— TASK INSTRUCTIONS —
Gather from the listing below each line that includes the word "млрд", and copy it.

— DATA SUPPLIED —
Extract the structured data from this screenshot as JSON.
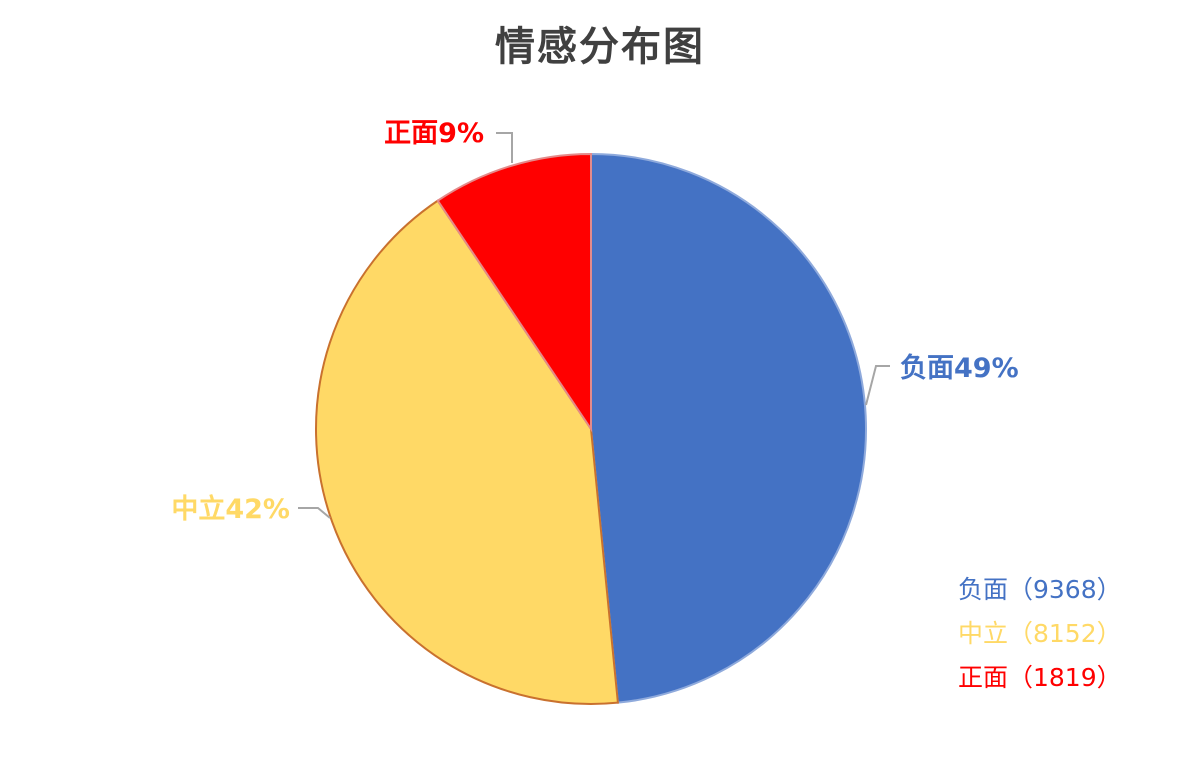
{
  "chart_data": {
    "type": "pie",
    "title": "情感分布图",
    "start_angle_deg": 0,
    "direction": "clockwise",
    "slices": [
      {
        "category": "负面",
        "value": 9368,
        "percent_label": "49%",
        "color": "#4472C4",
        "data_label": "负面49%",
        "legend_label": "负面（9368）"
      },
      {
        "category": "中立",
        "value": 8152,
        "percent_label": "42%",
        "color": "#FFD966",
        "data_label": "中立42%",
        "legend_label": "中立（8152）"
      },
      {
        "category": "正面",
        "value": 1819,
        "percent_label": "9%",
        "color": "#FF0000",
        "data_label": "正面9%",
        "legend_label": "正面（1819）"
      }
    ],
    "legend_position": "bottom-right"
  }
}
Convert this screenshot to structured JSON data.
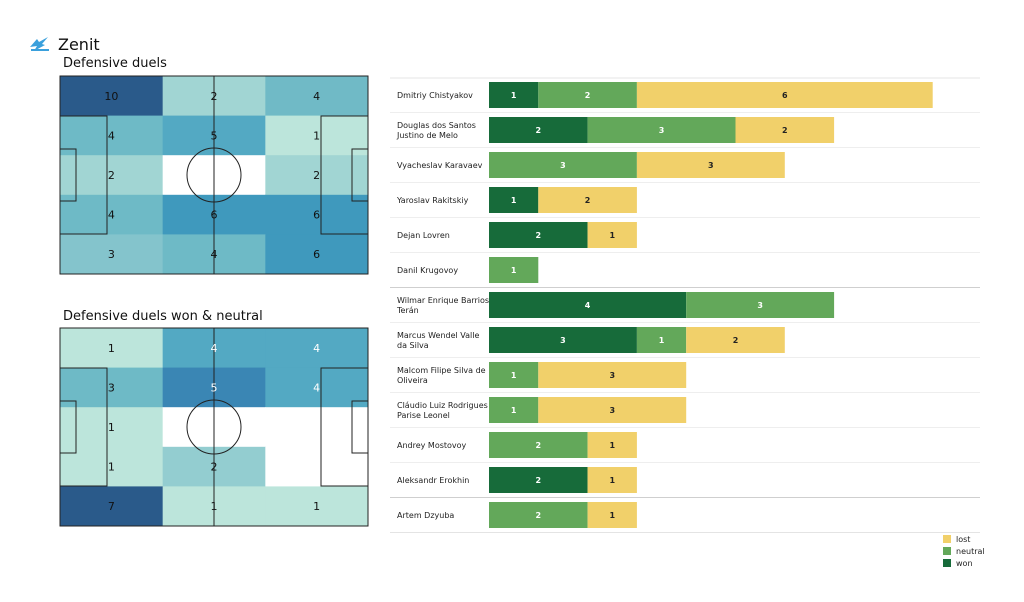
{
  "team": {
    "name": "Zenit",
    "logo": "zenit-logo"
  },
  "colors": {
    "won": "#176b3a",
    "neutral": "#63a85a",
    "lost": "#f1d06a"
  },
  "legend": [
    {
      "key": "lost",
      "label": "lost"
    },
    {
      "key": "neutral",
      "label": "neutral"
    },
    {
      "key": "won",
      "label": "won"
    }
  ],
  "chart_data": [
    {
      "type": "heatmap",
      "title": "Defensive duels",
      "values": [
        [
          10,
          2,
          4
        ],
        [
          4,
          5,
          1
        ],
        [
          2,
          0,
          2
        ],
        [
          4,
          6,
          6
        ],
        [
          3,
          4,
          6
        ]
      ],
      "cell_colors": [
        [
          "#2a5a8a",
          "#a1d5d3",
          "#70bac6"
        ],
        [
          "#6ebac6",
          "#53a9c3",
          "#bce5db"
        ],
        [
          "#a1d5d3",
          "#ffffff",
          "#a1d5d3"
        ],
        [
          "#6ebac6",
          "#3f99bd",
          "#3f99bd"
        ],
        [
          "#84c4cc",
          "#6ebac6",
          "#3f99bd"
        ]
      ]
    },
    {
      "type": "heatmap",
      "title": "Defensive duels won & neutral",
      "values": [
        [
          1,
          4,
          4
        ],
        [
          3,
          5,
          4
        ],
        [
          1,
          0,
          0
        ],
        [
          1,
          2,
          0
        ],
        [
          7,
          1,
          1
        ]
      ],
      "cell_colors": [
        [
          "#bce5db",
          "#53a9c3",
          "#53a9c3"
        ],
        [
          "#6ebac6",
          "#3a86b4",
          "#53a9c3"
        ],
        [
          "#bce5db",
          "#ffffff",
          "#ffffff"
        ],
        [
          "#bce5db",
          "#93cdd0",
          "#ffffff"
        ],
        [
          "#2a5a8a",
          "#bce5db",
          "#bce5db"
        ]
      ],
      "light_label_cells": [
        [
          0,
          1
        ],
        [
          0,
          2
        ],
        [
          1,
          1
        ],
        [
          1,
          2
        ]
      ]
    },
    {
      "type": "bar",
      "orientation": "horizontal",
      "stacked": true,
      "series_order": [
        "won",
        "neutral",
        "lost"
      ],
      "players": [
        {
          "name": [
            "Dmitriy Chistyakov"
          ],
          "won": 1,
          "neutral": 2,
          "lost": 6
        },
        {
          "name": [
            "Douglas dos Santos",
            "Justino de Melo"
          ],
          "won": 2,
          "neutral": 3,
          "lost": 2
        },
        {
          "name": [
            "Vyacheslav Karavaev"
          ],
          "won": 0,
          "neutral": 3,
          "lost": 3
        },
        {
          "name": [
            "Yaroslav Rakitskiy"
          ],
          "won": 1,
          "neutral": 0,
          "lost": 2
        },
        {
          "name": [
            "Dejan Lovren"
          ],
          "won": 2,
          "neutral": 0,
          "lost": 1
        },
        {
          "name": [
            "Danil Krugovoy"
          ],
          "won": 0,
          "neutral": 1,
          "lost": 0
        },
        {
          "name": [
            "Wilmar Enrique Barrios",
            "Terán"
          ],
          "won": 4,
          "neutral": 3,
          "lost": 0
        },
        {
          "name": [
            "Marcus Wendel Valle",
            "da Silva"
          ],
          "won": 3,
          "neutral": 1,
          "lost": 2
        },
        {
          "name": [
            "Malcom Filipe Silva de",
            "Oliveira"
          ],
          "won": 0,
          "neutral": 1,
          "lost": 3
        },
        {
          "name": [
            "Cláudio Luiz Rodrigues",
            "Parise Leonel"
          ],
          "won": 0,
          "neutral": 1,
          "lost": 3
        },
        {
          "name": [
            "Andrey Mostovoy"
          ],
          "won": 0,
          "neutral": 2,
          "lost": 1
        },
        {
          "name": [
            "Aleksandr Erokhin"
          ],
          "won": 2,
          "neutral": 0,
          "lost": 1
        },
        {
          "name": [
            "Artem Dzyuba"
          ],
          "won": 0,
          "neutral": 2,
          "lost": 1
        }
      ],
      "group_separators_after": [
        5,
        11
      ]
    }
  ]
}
...
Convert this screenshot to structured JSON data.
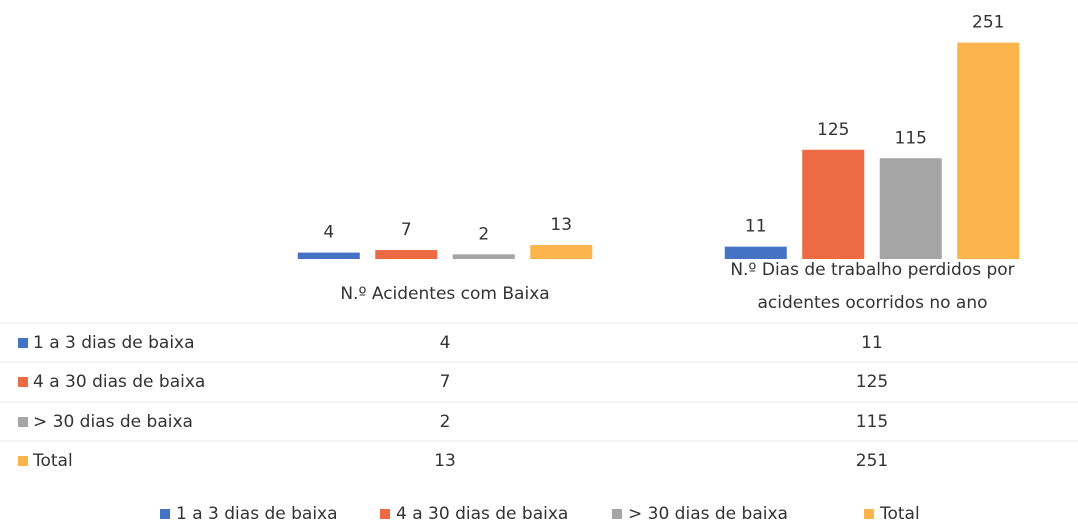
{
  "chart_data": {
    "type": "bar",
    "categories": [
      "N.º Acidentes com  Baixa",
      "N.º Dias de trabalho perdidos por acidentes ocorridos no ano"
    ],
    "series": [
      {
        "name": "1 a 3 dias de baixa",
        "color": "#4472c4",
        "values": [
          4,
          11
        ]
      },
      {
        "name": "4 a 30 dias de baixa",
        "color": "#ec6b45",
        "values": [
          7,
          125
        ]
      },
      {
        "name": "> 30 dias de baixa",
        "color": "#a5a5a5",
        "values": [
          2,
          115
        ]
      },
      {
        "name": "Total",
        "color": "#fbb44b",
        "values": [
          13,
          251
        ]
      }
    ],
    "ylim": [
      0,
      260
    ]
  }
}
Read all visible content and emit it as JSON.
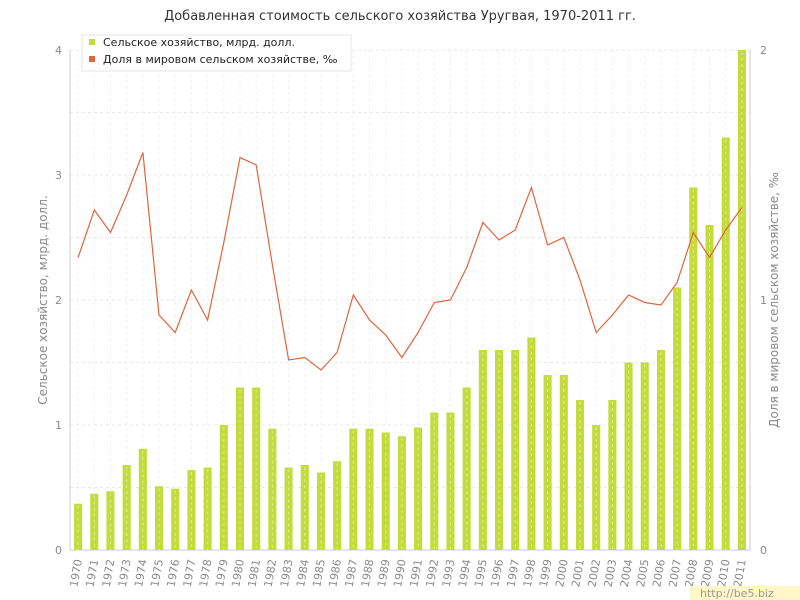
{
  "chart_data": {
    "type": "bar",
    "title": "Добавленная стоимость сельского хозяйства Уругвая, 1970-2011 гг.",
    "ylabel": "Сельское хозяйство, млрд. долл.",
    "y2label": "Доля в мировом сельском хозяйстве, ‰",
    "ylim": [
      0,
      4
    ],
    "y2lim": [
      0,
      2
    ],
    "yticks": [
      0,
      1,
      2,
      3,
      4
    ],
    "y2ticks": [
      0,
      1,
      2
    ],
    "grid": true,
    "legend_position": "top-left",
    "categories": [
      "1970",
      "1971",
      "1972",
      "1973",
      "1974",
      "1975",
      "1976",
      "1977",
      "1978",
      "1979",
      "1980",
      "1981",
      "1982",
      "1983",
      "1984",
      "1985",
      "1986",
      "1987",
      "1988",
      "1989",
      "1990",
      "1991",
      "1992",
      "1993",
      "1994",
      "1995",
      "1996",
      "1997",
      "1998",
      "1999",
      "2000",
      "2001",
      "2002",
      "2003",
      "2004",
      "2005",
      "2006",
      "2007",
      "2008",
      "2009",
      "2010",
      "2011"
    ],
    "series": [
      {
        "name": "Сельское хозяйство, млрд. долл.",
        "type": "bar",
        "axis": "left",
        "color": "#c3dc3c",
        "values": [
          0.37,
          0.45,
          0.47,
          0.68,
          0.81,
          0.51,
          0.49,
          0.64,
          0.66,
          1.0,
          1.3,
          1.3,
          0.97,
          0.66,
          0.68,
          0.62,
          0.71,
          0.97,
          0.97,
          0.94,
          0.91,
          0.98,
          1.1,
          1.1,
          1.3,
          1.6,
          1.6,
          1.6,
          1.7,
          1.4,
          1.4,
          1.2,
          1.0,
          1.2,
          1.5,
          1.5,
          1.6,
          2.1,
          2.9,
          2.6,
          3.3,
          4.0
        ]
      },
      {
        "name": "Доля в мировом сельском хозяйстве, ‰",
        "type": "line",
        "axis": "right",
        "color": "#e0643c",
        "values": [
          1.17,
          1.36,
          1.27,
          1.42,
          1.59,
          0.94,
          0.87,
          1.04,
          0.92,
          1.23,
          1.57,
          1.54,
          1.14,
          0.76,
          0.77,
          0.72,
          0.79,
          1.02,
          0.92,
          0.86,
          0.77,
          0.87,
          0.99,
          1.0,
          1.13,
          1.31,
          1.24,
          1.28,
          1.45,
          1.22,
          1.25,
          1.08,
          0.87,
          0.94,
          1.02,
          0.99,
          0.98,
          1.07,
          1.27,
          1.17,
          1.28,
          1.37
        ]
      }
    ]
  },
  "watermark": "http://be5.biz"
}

— FULL OUTPUT —
    "ylabel": "Сельское хозяйство, млрд. долл.",
        "name": "Сельское хозяйство, млрд. долл.",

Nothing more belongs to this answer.